Skip the images and return the records below exactly.

------------------------------------------------

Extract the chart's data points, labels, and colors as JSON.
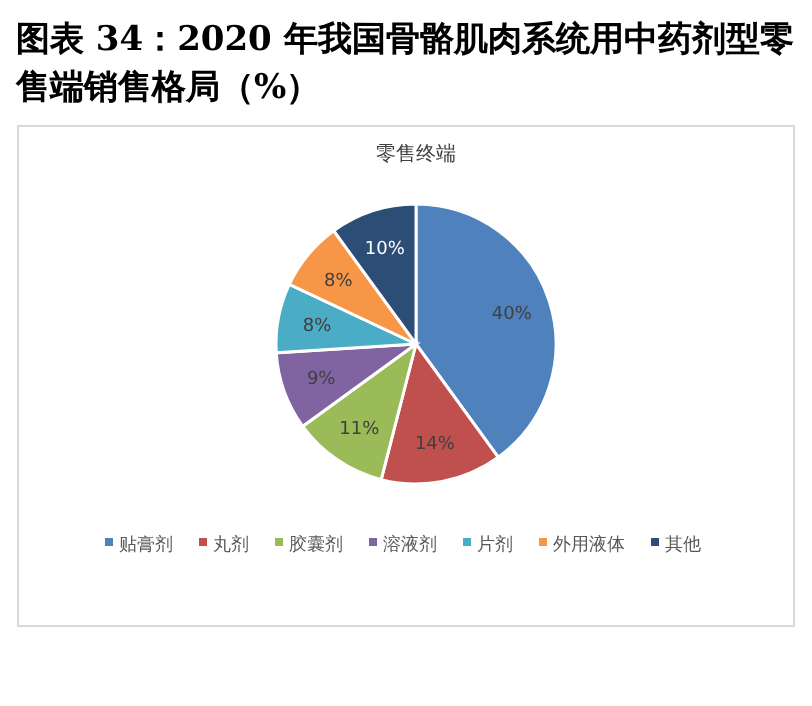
{
  "chart_data": {
    "type": "pie",
    "title": "图表 34：2020 年我国骨骼肌肉系统用中药剂型零售端销售格局（%）",
    "subtitle": "零售终端",
    "categories": [
      "贴膏剂",
      "丸剂",
      "胶囊剂",
      "溶液剂",
      "片剂",
      "外用液体",
      "其他"
    ],
    "values": [
      40,
      14,
      11,
      9,
      8,
      8,
      10
    ],
    "colors": [
      "#4f81bd",
      "#c0504d",
      "#9bbb59",
      "#8064a2",
      "#4bacc6",
      "#f79646",
      "#2c4d75"
    ],
    "value_labels": [
      "40%",
      "14%",
      "11%",
      "9%",
      "8%",
      "8%",
      "10%"
    ],
    "legend": "bottom"
  }
}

------------------------------------------------

ANSWER TO THE PROBLEM:
Extract the chart's data points, labels, and colors as JSON.
{
  "chart_data": {
    "type": "pie",
    "title": "图表 34：2020 年我国骨骼肌肉系统用中药剂型零售端销售格局（%）",
    "subtitle": "零售终端",
    "categories": [
      "贴膏剂",
      "丸剂",
      "胶囊剂",
      "溶液剂",
      "片剂",
      "外用液体",
      "其他"
    ],
    "values": [
      40,
      14,
      11,
      9,
      8,
      8,
      10
    ],
    "colors": [
      "#4f81bd",
      "#c0504d",
      "#9bbb59",
      "#8064a2",
      "#4bacc6",
      "#f79646",
      "#2c4d75"
    ],
    "value_labels": [
      "40%",
      "14%",
      "11%",
      "9%",
      "8%",
      "8%",
      "10%"
    ],
    "legend": "bottom"
  }
}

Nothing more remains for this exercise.